Problem details: In the records, swap every "directions" for "route" from the line with "gym-logo-emblem (162, 452, 182, 472)" up to and including the line with "map-blank-area (0, 0, 408, 322)". Give only those lines again, with nothing else changed.

Provided records:
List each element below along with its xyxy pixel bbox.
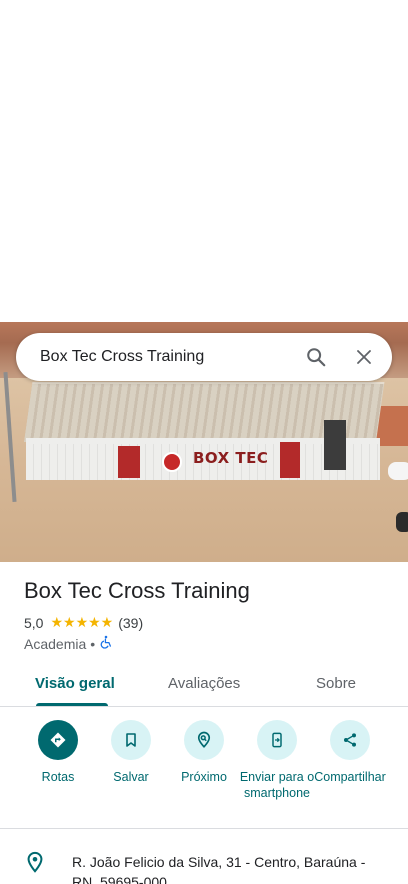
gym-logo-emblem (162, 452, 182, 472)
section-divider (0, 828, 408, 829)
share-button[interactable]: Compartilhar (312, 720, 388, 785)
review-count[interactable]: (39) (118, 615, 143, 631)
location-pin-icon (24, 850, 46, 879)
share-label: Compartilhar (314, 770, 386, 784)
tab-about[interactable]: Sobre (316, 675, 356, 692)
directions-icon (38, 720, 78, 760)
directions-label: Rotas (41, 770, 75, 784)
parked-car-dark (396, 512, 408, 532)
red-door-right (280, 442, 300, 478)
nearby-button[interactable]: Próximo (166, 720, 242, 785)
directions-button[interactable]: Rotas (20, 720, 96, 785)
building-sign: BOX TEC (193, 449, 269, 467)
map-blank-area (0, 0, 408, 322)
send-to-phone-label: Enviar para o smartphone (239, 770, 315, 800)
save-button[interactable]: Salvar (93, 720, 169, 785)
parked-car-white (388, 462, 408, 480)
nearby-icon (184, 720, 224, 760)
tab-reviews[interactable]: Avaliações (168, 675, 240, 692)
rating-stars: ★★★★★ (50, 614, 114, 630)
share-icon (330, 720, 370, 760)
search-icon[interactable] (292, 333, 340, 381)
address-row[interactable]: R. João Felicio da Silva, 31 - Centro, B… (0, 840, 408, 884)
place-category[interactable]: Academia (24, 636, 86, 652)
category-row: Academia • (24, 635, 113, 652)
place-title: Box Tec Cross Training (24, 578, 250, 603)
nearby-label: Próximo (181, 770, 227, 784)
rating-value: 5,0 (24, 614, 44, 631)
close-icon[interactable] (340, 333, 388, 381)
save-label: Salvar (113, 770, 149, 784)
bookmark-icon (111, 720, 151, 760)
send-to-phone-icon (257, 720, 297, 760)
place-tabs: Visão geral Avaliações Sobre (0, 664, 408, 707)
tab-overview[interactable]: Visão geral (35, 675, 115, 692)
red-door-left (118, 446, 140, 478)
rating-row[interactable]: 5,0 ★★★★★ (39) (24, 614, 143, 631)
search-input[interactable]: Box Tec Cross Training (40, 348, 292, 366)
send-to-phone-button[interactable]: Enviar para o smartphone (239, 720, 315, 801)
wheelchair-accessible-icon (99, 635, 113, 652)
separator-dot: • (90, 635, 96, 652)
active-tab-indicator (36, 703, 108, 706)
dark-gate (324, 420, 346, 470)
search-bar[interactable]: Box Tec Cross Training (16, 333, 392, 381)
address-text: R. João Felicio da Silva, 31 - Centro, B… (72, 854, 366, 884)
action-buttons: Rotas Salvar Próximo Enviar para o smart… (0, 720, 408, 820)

--

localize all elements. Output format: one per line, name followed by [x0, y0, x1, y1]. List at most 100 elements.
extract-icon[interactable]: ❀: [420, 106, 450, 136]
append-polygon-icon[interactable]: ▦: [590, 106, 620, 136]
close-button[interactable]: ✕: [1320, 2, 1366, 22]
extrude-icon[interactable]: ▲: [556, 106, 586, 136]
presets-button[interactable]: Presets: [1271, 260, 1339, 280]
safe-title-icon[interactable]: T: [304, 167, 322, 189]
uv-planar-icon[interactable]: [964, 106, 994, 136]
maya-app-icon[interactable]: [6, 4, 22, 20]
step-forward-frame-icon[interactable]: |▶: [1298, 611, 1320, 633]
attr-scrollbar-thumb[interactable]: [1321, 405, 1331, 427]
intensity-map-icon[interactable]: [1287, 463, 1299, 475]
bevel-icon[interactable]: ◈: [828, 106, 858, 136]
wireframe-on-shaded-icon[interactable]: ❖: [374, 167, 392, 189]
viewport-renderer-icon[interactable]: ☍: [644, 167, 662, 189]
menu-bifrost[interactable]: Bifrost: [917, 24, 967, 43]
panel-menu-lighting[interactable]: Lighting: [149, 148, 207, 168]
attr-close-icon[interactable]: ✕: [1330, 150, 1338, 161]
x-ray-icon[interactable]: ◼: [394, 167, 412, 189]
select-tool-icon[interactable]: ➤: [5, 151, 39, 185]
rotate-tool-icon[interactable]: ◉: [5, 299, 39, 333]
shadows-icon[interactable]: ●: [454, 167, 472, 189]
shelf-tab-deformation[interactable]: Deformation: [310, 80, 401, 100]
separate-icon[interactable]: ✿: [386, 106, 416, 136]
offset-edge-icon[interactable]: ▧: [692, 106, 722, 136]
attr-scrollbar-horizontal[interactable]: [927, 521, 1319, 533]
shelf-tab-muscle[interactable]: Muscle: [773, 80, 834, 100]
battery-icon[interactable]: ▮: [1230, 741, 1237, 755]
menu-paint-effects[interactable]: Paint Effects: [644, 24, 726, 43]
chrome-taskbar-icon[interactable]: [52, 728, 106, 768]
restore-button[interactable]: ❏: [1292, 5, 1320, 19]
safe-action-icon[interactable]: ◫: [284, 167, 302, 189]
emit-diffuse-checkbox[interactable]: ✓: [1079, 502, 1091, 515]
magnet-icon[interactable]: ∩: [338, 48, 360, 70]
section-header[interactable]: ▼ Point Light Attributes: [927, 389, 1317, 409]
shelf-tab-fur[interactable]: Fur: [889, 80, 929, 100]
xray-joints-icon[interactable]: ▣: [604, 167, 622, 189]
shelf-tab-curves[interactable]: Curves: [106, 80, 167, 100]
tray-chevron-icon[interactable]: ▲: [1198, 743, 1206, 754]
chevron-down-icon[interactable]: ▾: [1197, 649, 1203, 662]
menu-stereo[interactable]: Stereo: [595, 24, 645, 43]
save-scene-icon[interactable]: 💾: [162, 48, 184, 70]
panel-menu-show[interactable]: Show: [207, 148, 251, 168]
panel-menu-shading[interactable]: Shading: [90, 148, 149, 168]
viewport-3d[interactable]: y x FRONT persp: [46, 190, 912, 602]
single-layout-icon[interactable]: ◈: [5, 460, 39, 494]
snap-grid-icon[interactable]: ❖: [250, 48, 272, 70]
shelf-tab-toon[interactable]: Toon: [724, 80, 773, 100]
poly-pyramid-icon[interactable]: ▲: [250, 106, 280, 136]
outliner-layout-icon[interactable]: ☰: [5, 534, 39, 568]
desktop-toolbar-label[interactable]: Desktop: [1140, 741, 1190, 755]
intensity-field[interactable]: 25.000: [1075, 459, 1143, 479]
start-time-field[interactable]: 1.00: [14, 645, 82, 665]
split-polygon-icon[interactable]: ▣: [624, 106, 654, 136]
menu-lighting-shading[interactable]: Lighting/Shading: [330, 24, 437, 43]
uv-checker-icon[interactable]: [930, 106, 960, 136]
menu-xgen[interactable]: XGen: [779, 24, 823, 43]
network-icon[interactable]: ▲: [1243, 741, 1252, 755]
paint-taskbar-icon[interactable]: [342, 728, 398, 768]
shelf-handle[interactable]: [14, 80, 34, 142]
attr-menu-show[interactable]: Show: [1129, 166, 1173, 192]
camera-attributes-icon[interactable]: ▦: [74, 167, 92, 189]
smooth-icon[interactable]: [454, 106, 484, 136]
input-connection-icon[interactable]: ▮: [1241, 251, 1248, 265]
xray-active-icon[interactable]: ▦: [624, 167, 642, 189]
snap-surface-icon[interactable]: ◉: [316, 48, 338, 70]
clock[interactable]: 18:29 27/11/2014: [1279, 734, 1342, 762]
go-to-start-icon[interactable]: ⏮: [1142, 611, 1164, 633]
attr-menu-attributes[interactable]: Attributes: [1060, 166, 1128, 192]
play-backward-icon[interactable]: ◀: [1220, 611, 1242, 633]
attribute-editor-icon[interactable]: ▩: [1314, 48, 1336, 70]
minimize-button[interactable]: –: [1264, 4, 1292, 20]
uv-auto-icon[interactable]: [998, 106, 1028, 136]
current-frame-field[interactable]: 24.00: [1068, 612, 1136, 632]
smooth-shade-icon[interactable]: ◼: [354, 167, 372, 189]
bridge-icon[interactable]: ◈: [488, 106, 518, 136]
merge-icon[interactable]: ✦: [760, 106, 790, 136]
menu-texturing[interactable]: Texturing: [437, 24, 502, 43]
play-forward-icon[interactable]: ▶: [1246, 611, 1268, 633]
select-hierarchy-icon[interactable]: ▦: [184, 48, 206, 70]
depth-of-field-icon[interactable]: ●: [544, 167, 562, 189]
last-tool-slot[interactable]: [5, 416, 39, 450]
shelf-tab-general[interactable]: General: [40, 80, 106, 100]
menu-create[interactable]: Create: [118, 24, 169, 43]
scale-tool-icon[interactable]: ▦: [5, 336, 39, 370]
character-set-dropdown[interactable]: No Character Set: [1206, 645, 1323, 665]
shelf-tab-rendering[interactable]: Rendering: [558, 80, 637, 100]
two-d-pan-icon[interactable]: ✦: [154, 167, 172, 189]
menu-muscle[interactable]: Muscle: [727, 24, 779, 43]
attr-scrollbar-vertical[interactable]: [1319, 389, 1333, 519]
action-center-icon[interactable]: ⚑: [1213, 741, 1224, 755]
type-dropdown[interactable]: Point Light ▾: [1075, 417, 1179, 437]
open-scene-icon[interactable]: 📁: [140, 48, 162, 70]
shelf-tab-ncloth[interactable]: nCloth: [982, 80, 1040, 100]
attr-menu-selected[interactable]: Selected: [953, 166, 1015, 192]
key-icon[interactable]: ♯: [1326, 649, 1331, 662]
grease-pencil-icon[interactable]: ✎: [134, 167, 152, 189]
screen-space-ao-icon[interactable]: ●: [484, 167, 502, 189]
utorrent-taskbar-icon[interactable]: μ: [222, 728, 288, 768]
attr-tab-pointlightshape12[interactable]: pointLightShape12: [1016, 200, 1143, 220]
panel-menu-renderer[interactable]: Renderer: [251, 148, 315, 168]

Solution to the problem:
gym-logo-emblem (162, 452, 182, 472)
section-divider (0, 828, 408, 829)
share-button[interactable]: Compartilhar (312, 720, 388, 785)
review-count[interactable]: (39) (118, 615, 143, 631)
location-pin-icon (24, 850, 46, 879)
share-label: Compartilhar (314, 770, 386, 784)
tab-about[interactable]: Sobre (316, 675, 356, 692)
route-icon (38, 720, 78, 760)
route-label: Rotas (41, 770, 75, 784)
parked-car-dark (396, 512, 408, 532)
red-door-right (280, 442, 300, 478)
nearby-button[interactable]: Próximo (166, 720, 242, 785)
route-button[interactable]: Rotas (20, 720, 96, 785)
building-sign: BOX TEC (193, 449, 269, 467)
map-blank-area (0, 0, 408, 322)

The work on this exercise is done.